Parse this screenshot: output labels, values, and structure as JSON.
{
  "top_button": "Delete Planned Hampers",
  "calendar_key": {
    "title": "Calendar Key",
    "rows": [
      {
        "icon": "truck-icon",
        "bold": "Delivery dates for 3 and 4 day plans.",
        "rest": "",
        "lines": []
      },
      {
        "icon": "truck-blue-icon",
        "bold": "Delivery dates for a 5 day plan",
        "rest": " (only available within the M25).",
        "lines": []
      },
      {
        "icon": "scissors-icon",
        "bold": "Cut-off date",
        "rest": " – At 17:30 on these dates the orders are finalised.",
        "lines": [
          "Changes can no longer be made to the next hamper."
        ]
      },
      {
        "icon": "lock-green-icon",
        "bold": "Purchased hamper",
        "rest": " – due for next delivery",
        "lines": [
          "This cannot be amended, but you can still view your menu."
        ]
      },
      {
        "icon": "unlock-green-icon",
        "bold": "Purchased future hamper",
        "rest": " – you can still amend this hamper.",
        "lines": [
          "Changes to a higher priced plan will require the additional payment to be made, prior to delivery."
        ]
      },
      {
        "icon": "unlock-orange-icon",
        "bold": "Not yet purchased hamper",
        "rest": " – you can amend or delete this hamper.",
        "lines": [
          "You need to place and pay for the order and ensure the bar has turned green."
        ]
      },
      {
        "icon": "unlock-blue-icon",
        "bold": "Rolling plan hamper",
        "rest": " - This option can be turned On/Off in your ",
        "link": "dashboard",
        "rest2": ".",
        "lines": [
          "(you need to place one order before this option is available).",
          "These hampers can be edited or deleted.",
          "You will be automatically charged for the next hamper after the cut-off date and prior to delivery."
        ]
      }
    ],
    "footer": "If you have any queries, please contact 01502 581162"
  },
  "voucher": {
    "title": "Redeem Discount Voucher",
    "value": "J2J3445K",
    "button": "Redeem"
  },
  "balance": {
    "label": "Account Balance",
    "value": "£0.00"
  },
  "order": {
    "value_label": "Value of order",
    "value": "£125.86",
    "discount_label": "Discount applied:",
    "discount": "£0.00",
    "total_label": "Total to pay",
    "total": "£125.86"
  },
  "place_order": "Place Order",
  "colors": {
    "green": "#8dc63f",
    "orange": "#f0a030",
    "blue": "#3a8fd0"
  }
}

= Task =
Determine how many lines in the listing above hold the word "Redeem", answering with the number only.

= Answer to this task =
2